EXERCISE :: Write out the entire listing below exactly, with the pictures left out.
═════ MATERIAL PROVIDED ═════
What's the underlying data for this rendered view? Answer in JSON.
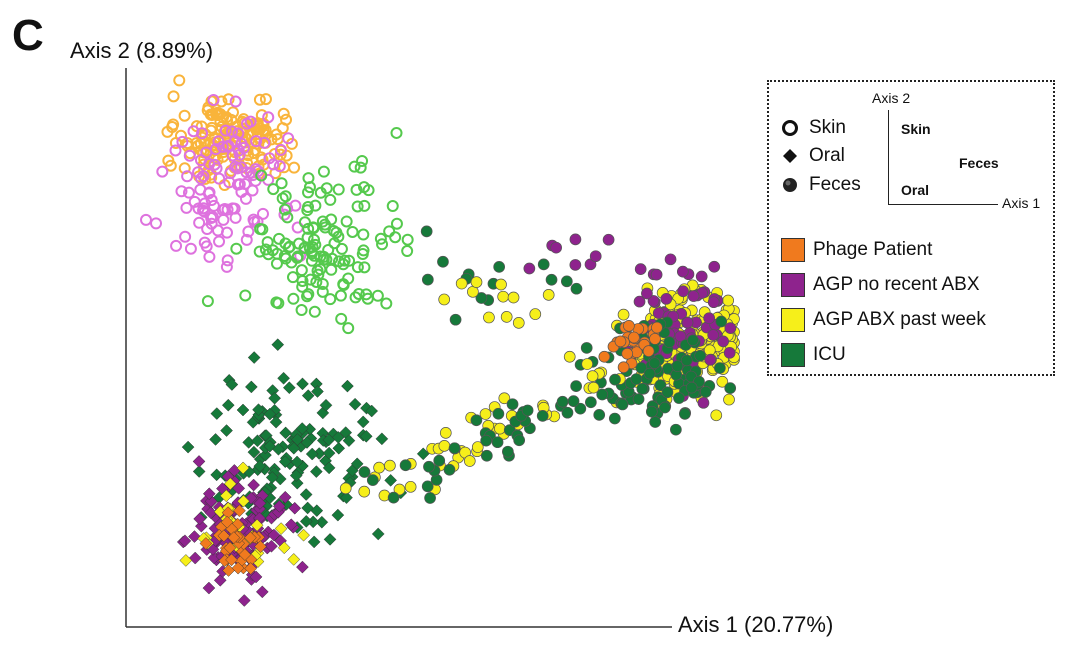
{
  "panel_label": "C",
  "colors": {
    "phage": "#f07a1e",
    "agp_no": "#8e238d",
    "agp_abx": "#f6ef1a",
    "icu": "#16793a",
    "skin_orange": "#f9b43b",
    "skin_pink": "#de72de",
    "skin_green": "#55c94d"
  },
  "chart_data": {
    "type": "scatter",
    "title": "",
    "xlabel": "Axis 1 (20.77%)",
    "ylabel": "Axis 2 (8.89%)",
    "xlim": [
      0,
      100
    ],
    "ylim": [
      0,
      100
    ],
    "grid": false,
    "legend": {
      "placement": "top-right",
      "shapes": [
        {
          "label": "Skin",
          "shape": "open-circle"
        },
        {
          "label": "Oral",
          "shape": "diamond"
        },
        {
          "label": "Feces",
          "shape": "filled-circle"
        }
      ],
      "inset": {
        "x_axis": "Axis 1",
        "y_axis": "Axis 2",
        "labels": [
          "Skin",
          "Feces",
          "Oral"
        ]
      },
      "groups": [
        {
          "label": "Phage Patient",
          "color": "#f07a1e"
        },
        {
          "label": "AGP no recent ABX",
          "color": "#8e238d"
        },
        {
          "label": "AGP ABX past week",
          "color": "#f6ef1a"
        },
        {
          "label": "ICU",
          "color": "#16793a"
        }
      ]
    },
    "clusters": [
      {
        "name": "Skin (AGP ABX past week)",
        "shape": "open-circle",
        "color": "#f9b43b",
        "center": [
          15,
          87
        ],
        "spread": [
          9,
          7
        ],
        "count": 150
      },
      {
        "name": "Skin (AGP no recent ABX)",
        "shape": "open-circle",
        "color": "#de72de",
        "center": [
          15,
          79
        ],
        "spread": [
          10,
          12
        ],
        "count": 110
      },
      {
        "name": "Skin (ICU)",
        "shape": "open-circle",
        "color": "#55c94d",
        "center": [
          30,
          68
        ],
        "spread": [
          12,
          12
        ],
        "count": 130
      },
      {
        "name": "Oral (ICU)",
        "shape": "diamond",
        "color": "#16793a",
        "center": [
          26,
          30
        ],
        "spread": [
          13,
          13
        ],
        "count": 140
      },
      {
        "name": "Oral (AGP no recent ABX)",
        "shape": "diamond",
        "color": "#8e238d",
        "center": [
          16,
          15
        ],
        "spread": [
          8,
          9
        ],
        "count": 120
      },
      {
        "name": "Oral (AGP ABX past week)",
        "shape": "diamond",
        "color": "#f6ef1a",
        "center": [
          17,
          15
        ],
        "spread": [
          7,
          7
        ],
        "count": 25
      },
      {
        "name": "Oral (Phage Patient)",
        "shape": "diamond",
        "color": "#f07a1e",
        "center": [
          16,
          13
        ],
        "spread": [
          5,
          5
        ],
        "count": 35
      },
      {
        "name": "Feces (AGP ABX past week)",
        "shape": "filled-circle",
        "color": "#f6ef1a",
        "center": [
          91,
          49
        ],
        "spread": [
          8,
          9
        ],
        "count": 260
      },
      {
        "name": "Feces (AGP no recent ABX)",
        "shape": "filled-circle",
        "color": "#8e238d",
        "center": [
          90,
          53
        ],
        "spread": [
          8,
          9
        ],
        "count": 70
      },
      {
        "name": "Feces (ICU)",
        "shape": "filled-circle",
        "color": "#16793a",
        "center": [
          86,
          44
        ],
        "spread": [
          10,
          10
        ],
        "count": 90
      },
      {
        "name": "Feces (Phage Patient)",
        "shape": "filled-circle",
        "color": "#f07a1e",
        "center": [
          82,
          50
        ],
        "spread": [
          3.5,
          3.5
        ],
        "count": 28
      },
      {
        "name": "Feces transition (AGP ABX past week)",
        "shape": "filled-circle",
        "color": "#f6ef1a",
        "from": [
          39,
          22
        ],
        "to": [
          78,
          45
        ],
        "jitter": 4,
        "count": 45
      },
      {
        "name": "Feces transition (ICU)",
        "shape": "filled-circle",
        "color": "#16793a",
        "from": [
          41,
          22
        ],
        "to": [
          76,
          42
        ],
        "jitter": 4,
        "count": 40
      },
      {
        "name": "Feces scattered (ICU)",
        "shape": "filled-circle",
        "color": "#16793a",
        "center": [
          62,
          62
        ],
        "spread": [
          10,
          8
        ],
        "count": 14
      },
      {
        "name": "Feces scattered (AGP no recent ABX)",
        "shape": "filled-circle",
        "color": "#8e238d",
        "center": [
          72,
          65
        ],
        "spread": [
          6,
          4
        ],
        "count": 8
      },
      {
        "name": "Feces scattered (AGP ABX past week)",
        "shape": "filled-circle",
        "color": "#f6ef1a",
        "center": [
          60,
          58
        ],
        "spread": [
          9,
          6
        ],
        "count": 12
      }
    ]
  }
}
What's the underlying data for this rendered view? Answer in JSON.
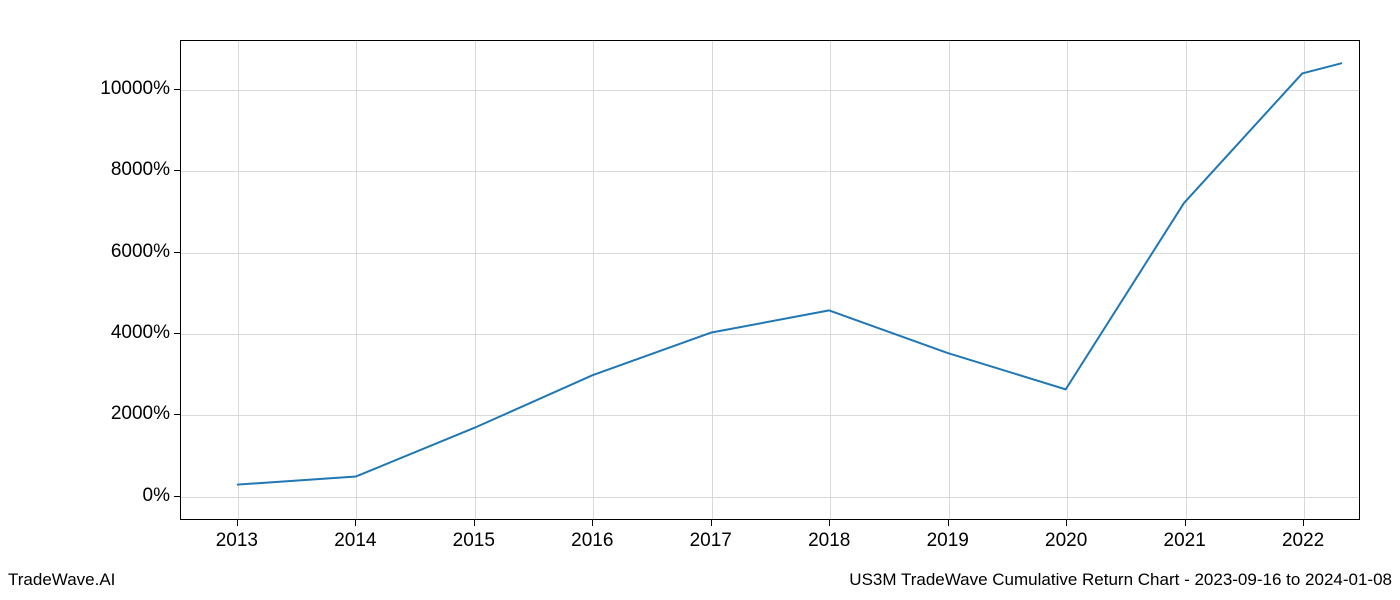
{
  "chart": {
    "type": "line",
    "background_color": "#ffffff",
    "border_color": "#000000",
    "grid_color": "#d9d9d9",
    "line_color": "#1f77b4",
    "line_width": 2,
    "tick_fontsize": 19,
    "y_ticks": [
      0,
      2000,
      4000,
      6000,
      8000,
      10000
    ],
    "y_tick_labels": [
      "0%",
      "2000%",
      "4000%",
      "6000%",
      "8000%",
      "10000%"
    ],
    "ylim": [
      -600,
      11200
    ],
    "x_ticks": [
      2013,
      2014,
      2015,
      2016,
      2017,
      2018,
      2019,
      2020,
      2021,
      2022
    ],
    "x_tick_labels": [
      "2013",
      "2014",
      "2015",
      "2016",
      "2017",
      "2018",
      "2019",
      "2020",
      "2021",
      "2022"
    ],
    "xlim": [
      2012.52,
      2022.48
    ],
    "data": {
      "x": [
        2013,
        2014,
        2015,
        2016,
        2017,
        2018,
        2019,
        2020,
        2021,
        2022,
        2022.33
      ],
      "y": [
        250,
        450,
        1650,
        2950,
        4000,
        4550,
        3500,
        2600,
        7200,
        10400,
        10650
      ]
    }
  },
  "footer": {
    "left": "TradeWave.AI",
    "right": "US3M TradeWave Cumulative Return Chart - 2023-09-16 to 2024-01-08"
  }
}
═════
OUTPUT BELOW ::
What's the underlying data for this rendered view? Answer in JSON.
{
  "panel_label": "C",
  "colors": {
    "phage": "#f07a1e",
    "agp_no": "#8e238d",
    "agp_abx": "#f6ef1a",
    "icu": "#16793a",
    "skin_orange": "#f9b43b",
    "skin_pink": "#de72de",
    "skin_green": "#55c94d"
  },
  "chart_data": {
    "type": "scatter",
    "title": "",
    "xlabel": "Axis 1 (20.77%)",
    "ylabel": "Axis 2 (8.89%)",
    "xlim": [
      0,
      100
    ],
    "ylim": [
      0,
      100
    ],
    "grid": false,
    "legend": {
      "placement": "top-right",
      "shapes": [
        {
          "label": "Skin",
          "shape": "open-circle"
        },
        {
          "label": "Oral",
          "shape": "diamond"
        },
        {
          "label": "Feces",
          "shape": "filled-circle"
        }
      ],
      "inset": {
        "x_axis": "Axis 1",
        "y_axis": "Axis 2",
        "labels": [
          "Skin",
          "Feces",
          "Oral"
        ]
      },
      "groups": [
        {
          "label": "Phage Patient",
          "color": "#f07a1e"
        },
        {
          "label": "AGP no recent ABX",
          "color": "#8e238d"
        },
        {
          "label": "AGP ABX past week",
          "color": "#f6ef1a"
        },
        {
          "label": "ICU",
          "color": "#16793a"
        }
      ]
    },
    "clusters": [
      {
        "name": "Skin (AGP ABX past week)",
        "shape": "open-circle",
        "color": "#f9b43b",
        "center": [
          15,
          87
        ],
        "spread": [
          9,
          7
        ],
        "count": 150
      },
      {
        "name": "Skin (AGP no recent ABX)",
        "shape": "open-circle",
        "color": "#de72de",
        "center": [
          15,
          79
        ],
        "spread": [
          10,
          12
        ],
        "count": 110
      },
      {
        "name": "Skin (ICU)",
        "shape": "open-circle",
        "color": "#55c94d",
        "center": [
          30,
          68
        ],
        "spread": [
          12,
          12
        ],
        "count": 130
      },
      {
        "name": "Oral (ICU)",
        "shape": "diamond",
        "color": "#16793a",
        "center": [
          26,
          30
        ],
        "spread": [
          13,
          13
        ],
        "count": 140
      },
      {
        "name": "Oral (AGP no recent ABX)",
        "shape": "diamond",
        "color": "#8e238d",
        "center": [
          16,
          15
        ],
        "spread": [
          8,
          9
        ],
        "count": 120
      },
      {
        "name": "Oral (AGP ABX past week)",
        "shape": "diamond",
        "color": "#f6ef1a",
        "center": [
          17,
          15
        ],
        "spread": [
          7,
          7
        ],
        "count": 25
      },
      {
        "name": "Oral (Phage Patient)",
        "shape": "diamond",
        "color": "#f07a1e",
        "center": [
          16,
          13
        ],
        "spread": [
          5,
          5
        ],
        "count": 35
      },
      {
        "name": "Feces (AGP ABX past week)",
        "shape": "filled-circle",
        "color": "#f6ef1a",
        "center": [
          91,
          49
        ],
        "spread": [
          8,
          9
        ],
        "count": 260
      },
      {
        "name": "Feces (AGP no recent ABX)",
        "shape": "filled-circle",
        "color": "#8e238d",
        "center": [
          90,
          53
        ],
        "spread": [
          8,
          9
        ],
        "count": 70
      },
      {
        "name": "Feces (ICU)",
        "shape": "filled-circle",
        "color": "#16793a",
        "center": [
          86,
          44
        ],
        "spread": [
          10,
          10
        ],
        "count": 90
      },
      {
        "name": "Feces (Phage Patient)",
        "shape": "filled-circle",
        "color": "#f07a1e",
        "center": [
          82,
          50
        ],
        "spread": [
          3.5,
          3.5
        ],
        "count": 28
      },
      {
        "name": "Feces transition (AGP ABX past week)",
        "shape": "filled-circle",
        "color": "#f6ef1a",
        "from": [
          39,
          22
        ],
        "to": [
          78,
          45
        ],
        "jitter": 4,
        "count": 45
      },
      {
        "name": "Feces transition (ICU)",
        "shape": "filled-circle",
        "color": "#16793a",
        "from": [
          41,
          22
        ],
        "to": [
          76,
          42
        ],
        "jitter": 4,
        "count": 40
      },
      {
        "name": "Feces scattered (ICU)",
        "shape": "filled-circle",
        "color": "#16793a",
        "center": [
          62,
          62
        ],
        "spread": [
          10,
          8
        ],
        "count": 14
      },
      {
        "name": "Feces scattered (AGP no recent ABX)",
        "shape": "filled-circle",
        "color": "#8e238d",
        "center": [
          72,
          65
        ],
        "spread": [
          6,
          4
        ],
        "count": 8
      },
      {
        "name": "Feces scattered (AGP ABX past week)",
        "shape": "filled-circle",
        "color": "#f6ef1a",
        "center": [
          60,
          58
        ],
        "spread": [
          9,
          6
        ],
        "count": 12
      }
    ]
  }
}
What's the underlying data for this rendered view? Answer in JSON.
{
  "chart": {
    "type": "line",
    "background_color": "#ffffff",
    "border_color": "#000000",
    "grid_color": "#d9d9d9",
    "line_color": "#1f77b4",
    "line_width": 2,
    "tick_fontsize": 19,
    "y_ticks": [
      0,
      2000,
      4000,
      6000,
      8000,
      10000
    ],
    "y_tick_labels": [
      "0%",
      "2000%",
      "4000%",
      "6000%",
      "8000%",
      "10000%"
    ],
    "ylim": [
      -600,
      11200
    ],
    "x_ticks": [
      2013,
      2014,
      2015,
      2016,
      2017,
      2018,
      2019,
      2020,
      2021,
      2022
    ],
    "x_tick_labels": [
      "2013",
      "2014",
      "2015",
      "2016",
      "2017",
      "2018",
      "2019",
      "2020",
      "2021",
      "2022"
    ],
    "xlim": [
      2012.52,
      2022.48
    ],
    "data": {
      "x": [
        2013,
        2014,
        2015,
        2016,
        2017,
        2018,
        2019,
        2020,
        2021,
        2022,
        2022.33
      ],
      "y": [
        250,
        450,
        1650,
        2950,
        4000,
        4550,
        3500,
        2600,
        7200,
        10400,
        10650
      ]
    }
  },
  "footer": {
    "left": "TradeWave.AI",
    "right": "US3M TradeWave Cumulative Return Chart - 2023-09-16 to 2024-01-08"
  }
}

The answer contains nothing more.